Scan each line of the records for the word "inline" and extract the ones that have it.

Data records
· · · · ·
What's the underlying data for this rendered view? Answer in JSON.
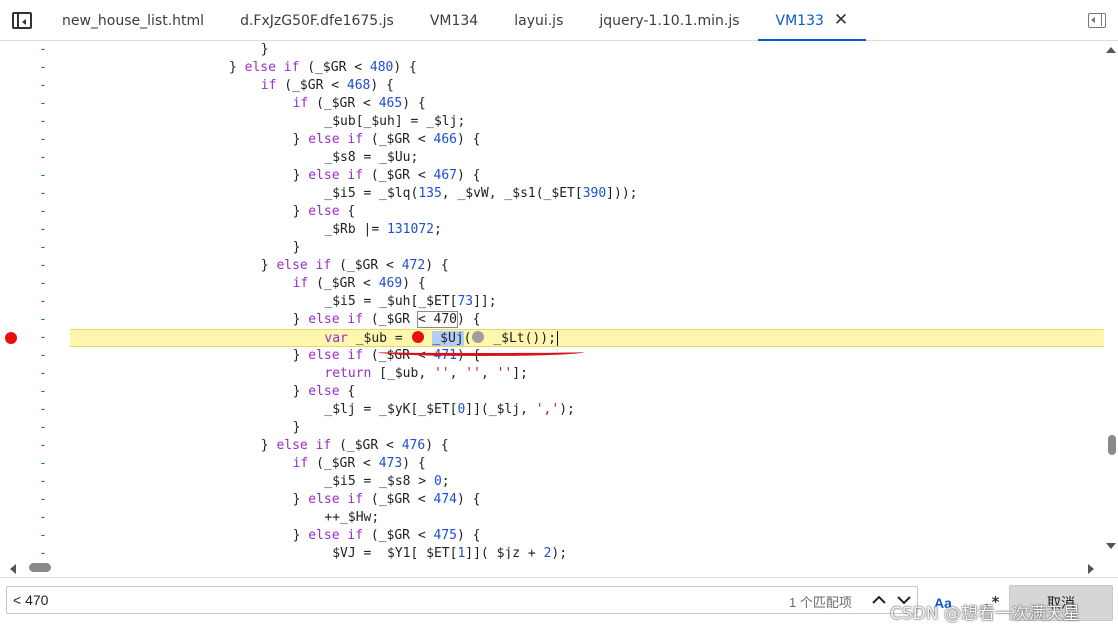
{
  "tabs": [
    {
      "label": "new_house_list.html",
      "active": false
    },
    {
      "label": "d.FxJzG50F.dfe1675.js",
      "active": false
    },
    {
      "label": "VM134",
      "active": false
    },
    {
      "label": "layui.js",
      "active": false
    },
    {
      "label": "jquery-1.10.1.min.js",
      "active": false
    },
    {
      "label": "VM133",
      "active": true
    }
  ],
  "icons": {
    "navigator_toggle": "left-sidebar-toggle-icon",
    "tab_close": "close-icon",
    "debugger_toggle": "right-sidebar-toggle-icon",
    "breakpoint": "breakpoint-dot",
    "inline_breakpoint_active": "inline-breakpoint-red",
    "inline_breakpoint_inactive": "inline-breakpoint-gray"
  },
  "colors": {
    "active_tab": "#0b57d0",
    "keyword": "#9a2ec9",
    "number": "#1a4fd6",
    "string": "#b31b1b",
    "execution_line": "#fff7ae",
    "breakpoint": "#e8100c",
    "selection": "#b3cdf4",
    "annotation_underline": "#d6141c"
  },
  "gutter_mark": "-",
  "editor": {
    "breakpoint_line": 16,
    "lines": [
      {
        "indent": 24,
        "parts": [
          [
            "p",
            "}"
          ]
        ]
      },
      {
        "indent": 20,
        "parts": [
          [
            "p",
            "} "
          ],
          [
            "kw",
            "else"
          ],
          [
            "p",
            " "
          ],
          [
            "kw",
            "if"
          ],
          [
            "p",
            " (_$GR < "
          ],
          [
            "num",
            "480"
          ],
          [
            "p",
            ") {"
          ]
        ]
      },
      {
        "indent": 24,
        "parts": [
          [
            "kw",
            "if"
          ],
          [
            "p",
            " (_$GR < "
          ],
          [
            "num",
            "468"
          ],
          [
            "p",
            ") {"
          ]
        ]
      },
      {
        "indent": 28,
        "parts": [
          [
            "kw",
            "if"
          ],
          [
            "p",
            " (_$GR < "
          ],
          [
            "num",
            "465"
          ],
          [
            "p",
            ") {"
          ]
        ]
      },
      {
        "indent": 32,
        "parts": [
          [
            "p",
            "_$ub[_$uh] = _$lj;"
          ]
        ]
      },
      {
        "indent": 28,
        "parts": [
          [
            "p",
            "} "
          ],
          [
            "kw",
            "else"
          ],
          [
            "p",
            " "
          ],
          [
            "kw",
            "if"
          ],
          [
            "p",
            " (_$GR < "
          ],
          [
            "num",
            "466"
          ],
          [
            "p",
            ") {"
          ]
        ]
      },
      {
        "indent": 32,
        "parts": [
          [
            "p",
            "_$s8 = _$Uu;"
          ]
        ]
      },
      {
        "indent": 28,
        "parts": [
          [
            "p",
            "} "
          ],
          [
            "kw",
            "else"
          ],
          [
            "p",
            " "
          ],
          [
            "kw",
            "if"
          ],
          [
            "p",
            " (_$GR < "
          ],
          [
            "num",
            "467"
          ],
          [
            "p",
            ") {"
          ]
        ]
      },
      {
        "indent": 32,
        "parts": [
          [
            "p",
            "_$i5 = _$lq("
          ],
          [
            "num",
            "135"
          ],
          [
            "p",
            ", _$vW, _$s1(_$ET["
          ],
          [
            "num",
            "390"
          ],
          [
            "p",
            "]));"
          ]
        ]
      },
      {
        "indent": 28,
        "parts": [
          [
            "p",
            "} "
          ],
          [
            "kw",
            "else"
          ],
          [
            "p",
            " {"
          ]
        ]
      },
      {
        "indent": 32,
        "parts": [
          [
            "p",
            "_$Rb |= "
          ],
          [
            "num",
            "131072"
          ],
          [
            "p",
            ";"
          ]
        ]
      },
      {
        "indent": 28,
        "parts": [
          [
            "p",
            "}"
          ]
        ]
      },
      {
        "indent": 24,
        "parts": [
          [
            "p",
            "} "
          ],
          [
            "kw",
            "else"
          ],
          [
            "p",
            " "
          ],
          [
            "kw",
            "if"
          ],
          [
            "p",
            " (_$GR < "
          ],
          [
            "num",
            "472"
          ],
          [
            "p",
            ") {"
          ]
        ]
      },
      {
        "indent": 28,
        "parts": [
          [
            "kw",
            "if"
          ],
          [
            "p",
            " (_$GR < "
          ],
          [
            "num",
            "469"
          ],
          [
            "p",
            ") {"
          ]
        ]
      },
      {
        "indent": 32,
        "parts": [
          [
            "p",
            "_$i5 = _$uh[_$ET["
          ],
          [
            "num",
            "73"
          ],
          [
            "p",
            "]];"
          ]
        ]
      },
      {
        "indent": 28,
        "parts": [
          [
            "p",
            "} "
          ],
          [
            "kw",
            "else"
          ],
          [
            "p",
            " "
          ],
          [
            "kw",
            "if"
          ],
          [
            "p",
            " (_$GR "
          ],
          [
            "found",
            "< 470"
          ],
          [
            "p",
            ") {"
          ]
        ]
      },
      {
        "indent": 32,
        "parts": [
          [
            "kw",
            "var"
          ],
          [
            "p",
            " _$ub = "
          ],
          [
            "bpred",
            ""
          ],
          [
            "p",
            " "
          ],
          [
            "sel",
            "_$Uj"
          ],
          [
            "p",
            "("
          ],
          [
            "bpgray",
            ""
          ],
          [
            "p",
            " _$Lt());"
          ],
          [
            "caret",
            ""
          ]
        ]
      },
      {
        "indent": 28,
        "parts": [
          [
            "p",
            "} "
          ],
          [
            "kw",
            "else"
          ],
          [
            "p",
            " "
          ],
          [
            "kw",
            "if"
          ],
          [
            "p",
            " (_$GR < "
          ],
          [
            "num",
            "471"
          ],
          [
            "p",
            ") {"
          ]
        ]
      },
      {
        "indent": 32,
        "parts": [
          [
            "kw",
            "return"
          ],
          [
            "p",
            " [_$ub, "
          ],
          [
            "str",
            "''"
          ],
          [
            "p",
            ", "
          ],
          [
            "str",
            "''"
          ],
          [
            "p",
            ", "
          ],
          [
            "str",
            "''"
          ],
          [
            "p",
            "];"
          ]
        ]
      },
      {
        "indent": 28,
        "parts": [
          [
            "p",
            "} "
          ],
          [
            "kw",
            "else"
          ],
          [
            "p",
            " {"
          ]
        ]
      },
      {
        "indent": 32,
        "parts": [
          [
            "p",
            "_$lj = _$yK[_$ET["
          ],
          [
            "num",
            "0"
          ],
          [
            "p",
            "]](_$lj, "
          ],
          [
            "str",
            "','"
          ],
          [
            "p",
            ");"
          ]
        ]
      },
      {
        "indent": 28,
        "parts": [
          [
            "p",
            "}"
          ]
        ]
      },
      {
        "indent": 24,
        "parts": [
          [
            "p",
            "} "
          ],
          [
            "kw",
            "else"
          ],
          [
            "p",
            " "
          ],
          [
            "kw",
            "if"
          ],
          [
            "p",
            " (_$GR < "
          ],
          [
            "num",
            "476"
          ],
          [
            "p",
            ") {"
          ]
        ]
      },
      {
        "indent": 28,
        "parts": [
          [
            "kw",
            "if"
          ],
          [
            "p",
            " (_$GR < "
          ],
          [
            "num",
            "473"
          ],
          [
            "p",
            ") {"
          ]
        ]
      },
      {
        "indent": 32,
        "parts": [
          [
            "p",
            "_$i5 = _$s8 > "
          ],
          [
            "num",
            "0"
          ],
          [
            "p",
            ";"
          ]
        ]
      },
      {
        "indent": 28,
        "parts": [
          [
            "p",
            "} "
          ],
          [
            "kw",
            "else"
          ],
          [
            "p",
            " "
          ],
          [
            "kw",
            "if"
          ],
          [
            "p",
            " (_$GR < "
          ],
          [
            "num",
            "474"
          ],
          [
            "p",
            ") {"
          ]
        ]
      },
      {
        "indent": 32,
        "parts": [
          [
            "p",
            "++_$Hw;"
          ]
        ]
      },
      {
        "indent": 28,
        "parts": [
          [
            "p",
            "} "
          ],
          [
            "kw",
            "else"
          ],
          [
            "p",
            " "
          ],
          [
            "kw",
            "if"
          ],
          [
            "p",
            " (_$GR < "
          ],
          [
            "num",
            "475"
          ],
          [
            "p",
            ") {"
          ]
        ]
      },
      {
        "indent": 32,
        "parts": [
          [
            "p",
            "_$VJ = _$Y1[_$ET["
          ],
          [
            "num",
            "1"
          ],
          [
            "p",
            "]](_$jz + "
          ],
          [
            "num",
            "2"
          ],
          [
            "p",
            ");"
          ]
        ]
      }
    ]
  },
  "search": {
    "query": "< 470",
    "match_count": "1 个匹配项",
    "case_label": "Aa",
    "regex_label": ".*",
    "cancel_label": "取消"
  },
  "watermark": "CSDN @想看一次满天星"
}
· · · · ·
> Worked solution:
    "inline_breakpoint_active": "inline-breakpoint-red",
    "inline_breakpoint_inactive": "inline-breakpoint-gray"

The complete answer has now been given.